▶ [Document passage]
++++++
Search code examples
apache-sparkpysparkapache-spark-ml

How to get all parameters of estimator in PySpark


I have a RandomForestRegressor, GBTRegressor and I'd like to get all parameters of them. The only way I found it could be done with several get methods like:

from pyspark.ml.regression import RandomForestRegressor, GBTRegressor
est = RandomForestRegressor()
est.getMaxDepth()
est.getSeed()

But RandomForestRegressor and GBTRegressor have different parameters so it's not a good idea to hardcore all that methods. A workaround could be something like this:

get_methods = [method for method in dir(est) if method.startswith('get')]

params_est = {}
for method in get_methods:
    try:
        key = method[3:]
        params_est[key] = getattr(est, method)() 
    except TypeError:
        pass

Then output will be like this:

params_est

{'CacheNodeIds': False,
 'CheckpointInterval': 10,
 'FeatureSubsetStrategy': 'auto',
 'FeaturesCol': 'features',
 'Impurity': 'variance',
 'LabelCol': 'label',
 'MaxBins': 32,
 'MaxDepth': 5,
 'MaxMemoryInMB': 256,
 'MinInfoGain': 0.0,
 'MinInstancesPerNode': 1,
 'NumTrees': 20,
 'PredictionCol': 'prediction',
 'Seed': None,
 'SubsamplingRate': 1.0}

But I think there should be a better way to do that.


Solution

  • extractParamMap can be used to get all params from every estimator, for example:

    >>> est = RandomForestRegressor()
++++++
▶ [Stored rows]
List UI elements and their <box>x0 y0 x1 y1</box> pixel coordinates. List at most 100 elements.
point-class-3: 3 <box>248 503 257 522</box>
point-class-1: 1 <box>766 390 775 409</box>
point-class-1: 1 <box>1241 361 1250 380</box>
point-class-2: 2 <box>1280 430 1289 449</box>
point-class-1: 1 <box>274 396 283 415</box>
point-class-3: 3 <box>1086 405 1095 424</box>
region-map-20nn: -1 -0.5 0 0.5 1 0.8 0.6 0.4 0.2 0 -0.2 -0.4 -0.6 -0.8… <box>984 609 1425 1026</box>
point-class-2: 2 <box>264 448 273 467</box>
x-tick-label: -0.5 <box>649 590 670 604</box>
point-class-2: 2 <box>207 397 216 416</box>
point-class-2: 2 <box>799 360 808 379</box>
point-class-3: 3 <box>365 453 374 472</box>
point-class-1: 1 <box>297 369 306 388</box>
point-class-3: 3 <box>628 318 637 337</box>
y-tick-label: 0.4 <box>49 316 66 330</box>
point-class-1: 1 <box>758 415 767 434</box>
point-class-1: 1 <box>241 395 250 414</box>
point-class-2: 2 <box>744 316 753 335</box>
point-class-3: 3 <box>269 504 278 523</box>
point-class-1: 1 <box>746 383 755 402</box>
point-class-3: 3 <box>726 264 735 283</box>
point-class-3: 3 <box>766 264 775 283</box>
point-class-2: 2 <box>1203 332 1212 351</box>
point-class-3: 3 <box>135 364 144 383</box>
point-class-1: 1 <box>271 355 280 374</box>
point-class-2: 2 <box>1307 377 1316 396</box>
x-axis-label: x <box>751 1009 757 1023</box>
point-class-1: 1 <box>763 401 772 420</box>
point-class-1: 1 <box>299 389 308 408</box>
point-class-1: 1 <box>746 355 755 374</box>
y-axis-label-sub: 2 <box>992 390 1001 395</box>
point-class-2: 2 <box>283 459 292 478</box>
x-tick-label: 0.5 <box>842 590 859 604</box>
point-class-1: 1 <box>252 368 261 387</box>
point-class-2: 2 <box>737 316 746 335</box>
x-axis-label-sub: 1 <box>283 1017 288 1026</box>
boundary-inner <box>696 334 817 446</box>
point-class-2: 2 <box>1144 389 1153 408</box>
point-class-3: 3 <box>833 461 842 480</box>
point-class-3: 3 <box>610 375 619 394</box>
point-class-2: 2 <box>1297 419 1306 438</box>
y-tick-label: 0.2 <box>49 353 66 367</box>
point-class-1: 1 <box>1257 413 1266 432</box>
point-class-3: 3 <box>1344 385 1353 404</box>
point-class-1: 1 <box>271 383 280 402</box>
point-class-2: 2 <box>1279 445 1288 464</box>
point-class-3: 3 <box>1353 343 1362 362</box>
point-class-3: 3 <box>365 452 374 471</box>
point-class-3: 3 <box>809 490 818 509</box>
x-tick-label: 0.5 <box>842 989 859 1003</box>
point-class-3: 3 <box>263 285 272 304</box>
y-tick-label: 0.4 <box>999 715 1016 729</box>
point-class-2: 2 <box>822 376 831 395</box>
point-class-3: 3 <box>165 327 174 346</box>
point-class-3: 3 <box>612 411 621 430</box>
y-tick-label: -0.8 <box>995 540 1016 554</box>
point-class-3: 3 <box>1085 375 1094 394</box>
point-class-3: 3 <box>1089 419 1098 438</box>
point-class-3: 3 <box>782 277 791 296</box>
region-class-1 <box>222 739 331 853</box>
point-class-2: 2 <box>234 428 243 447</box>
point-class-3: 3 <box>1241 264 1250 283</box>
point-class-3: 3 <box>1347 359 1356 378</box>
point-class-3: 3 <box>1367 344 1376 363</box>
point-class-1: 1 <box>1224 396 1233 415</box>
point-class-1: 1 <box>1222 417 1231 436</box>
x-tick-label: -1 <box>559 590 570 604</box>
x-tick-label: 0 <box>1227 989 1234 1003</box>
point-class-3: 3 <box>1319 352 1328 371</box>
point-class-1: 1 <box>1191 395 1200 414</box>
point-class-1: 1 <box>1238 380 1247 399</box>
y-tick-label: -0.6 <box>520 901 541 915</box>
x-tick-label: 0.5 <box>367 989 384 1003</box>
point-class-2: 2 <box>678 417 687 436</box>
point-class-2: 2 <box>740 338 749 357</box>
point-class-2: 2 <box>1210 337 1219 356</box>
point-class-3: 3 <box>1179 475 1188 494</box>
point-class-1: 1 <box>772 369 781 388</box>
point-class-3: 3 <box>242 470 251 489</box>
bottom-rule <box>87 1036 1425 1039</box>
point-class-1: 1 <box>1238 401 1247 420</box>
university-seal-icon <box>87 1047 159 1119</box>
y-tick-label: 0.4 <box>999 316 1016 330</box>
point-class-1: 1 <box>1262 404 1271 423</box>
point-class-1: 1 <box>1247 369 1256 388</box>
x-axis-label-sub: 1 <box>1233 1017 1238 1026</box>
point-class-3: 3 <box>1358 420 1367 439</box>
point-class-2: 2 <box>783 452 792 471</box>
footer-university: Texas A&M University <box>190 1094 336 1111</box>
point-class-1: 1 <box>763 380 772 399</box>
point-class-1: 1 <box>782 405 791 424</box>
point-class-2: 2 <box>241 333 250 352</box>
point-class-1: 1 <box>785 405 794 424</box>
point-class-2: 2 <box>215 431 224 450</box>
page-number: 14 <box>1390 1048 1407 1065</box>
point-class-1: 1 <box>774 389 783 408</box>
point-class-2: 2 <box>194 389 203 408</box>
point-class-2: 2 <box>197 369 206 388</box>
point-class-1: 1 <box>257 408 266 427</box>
++++++
▶ [Actions to take]
- A) Check each statement against the PySpark estimator parameters thread. For each, answer yes or no and quote the words of the thread that decide it. (i) The workaround keeps only the methods whose names begin with "get". (ii) The printed output gives NumTrees a value of 10. (iii) The solution names extractParamMap as a way to get all params from every estimator.
- B) Carry on the PySpark estimator parameters thread from its last line.

▶ [Expected outputs]
- A)
(i) Yes: "if method.startswith('get')"
(ii) No: "'NumTrees': 20,"
(iii) Yes: "extractParamMap can be used to get all params from every estimator"

- B)
    >>> {param[0].name: param[1] for param in est.extractParamMap().items()}
    {'numTrees': 20, 'cacheNodeIds': False, 'impurity': 'variance', 'predictionCol': 'prediction', 'labelCol': 'label', 'featuresCol': 'features', 'minInstancesPerNode': 1, 'seed': -5851613654371098793, 'maxDepth': 5, 'featureSubsetStrategy': 'auto', 'minInfoGain': 0.0, 'checkpointInterval': 10, 'subsamplingRate': 1.0, 'maxMemoryInMB': 256, 'maxBins': 32}
    >>> est = GBTRegressor()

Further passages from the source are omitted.